EXTRACTED RECORDS:
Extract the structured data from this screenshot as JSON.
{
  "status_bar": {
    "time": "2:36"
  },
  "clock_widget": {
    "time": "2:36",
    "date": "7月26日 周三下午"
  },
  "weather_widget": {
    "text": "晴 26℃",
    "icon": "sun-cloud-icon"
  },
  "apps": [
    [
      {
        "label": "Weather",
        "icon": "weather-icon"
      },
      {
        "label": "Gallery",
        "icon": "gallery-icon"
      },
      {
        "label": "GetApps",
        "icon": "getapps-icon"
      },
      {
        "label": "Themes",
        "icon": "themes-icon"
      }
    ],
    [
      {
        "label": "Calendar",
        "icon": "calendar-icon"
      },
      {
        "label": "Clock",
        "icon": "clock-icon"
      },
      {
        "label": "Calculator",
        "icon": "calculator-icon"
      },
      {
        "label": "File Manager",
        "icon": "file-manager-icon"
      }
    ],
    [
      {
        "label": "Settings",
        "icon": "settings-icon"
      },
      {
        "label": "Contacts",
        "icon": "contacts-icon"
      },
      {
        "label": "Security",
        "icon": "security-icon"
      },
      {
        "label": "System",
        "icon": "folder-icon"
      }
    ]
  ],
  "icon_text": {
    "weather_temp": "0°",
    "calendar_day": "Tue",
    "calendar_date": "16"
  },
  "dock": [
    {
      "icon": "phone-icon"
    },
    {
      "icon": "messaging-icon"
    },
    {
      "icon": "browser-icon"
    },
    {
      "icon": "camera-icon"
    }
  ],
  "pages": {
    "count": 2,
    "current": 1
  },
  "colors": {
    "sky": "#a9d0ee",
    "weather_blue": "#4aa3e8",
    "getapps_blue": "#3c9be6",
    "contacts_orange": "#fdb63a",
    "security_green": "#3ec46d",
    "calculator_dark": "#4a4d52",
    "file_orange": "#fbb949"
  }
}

WHAT IS ASKED: Copy the material above back out, exactly as written.

ANSWER TO THE TASK:
Extract the structured data from this screenshot as JSON.
{
  "status_bar": {
    "time": "2:36"
  },
  "clock_widget": {
    "time": "2:36",
    "date": "7月26日 周三下午"
  },
  "weather_widget": {
    "text": "晴 26℃",
    "icon": "sun-cloud-icon"
  },
  "apps": [
    [
      {
        "label": "Weather",
        "icon": "weather-icon"
      },
      {
        "label": "Gallery",
        "icon": "gallery-icon"
      },
      {
        "label": "GetApps",
        "icon": "getapps-icon"
      },
      {
        "label": "Themes",
        "icon": "themes-icon"
      }
    ],
    [
      {
        "label": "Calendar",
        "icon": "calendar-icon"
      },
      {
        "label": "Clock",
        "icon": "clock-icon"
      },
      {
        "label": "Calculator",
        "icon": "calculator-icon"
      },
      {
        "label": "File Manager",
        "icon": "file-manager-icon"
      }
    ],
    [
      {
        "label": "Settings",
        "icon": "settings-icon"
      },
      {
        "label": "Contacts",
        "icon": "contacts-icon"
      },
      {
        "label": "Security",
        "icon": "security-icon"
      },
      {
        "label": "System",
        "icon": "folder-icon"
      }
    ]
  ],
  "icon_text": {
    "weather_temp": "0°",
    "calendar_day": "Tue",
    "calendar_date": "16"
  },
  "dock": [
    {
      "icon": "phone-icon"
    },
    {
      "icon": "messaging-icon"
    },
    {
      "icon": "browser-icon"
    },
    {
      "icon": "camera-icon"
    }
  ],
  "pages": {
    "count": 2,
    "current": 1
  },
  "colors": {
    "sky": "#a9d0ee",
    "weather_blue": "#4aa3e8",
    "getapps_blue": "#3c9be6",
    "contacts_orange": "#fdb63a",
    "security_green": "#3ec46d",
    "calculator_dark": "#4a4d52",
    "file_orange": "#fbb949"
  }
}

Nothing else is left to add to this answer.